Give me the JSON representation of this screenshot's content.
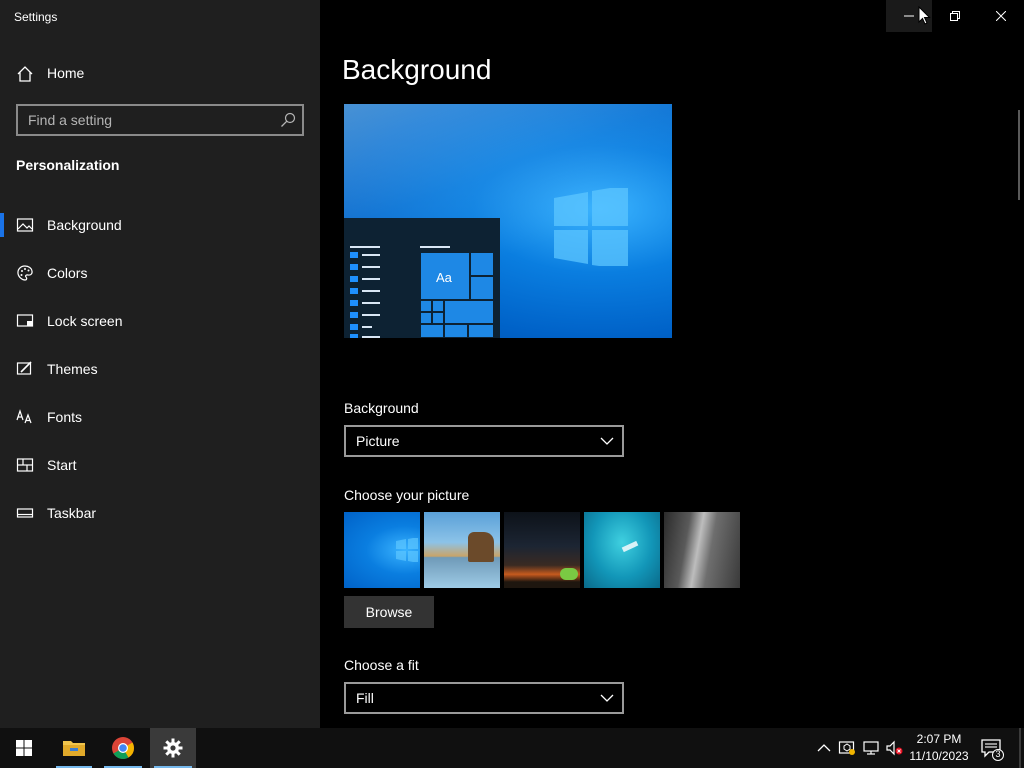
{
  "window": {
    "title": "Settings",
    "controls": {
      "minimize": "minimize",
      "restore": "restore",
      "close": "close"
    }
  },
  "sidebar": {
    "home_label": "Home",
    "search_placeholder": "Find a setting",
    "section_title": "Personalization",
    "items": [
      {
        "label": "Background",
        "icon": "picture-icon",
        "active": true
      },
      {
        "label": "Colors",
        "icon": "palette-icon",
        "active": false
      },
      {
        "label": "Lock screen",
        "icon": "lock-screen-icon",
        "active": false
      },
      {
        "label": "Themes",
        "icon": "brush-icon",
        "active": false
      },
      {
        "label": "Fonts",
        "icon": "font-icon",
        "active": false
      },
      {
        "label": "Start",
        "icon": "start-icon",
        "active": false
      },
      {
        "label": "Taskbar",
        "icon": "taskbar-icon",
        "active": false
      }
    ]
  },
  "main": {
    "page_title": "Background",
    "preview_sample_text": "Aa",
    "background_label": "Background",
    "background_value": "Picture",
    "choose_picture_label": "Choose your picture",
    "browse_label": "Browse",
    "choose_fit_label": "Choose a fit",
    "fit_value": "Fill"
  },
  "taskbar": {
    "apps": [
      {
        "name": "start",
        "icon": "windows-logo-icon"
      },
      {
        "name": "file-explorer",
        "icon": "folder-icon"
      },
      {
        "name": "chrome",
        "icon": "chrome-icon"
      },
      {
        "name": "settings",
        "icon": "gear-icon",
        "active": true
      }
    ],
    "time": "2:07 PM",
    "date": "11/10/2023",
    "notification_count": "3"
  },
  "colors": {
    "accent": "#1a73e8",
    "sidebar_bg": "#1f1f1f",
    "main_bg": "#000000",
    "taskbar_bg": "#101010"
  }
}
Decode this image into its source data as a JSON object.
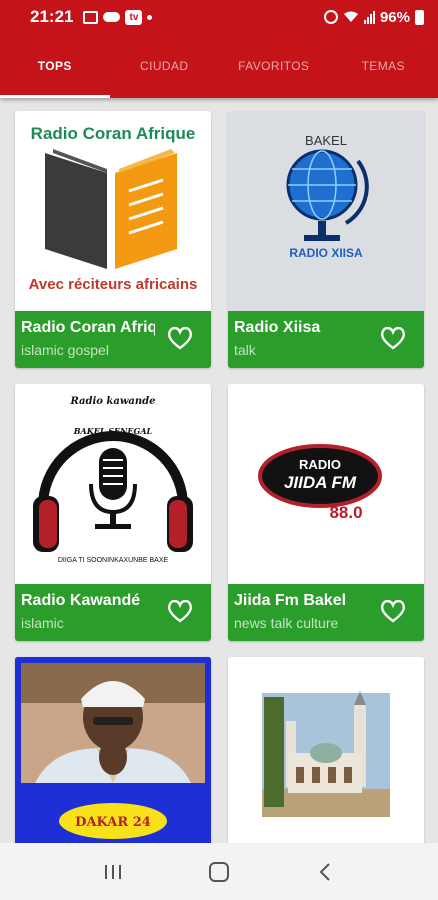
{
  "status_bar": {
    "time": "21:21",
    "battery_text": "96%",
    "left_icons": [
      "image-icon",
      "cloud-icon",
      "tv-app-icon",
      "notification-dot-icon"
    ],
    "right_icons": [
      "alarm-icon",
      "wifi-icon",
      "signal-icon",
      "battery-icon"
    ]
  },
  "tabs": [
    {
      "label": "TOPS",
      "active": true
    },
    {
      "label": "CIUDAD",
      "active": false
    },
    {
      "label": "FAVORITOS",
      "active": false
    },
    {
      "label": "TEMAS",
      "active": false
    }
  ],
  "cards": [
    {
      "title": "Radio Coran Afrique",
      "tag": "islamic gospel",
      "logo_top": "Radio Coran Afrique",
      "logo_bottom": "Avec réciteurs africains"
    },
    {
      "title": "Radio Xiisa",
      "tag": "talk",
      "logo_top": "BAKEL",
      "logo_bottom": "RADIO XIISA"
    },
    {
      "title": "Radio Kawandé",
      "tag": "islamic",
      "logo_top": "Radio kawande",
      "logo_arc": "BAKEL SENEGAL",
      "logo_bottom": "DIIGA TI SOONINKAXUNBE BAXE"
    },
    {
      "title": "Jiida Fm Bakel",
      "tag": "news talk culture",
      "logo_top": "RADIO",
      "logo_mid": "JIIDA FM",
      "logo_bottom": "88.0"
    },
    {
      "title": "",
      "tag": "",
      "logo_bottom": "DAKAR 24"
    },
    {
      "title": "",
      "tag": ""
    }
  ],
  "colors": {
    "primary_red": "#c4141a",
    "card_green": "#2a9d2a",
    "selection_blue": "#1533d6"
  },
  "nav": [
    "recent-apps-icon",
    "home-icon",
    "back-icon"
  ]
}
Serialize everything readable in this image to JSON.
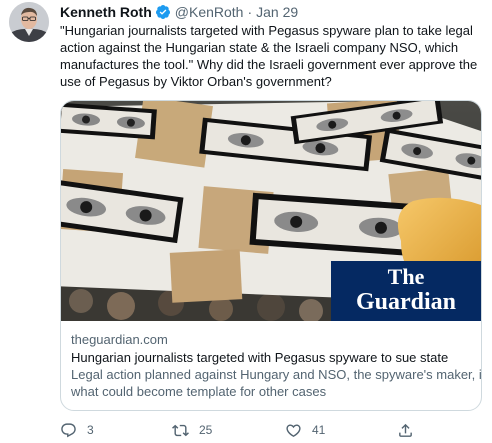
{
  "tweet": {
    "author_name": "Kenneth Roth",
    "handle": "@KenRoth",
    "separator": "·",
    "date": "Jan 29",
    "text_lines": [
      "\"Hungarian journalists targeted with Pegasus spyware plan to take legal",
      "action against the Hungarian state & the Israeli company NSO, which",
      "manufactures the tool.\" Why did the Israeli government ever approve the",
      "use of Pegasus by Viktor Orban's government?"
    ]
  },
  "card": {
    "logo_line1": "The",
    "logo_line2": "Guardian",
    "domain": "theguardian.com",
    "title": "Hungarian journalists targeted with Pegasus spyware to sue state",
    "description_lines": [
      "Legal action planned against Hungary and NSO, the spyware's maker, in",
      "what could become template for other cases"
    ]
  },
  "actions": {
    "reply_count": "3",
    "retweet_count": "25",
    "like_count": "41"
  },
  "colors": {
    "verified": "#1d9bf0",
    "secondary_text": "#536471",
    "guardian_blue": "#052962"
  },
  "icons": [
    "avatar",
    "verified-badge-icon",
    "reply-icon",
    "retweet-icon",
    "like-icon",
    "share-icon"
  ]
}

Written request
Copy out every line of the data that includes "JSON".

Output for this exercise
Give me the JSON representation of this screenshot's content.
Decode this image into its source data as a JSON object.
Serialize everything readable in this image to JSON.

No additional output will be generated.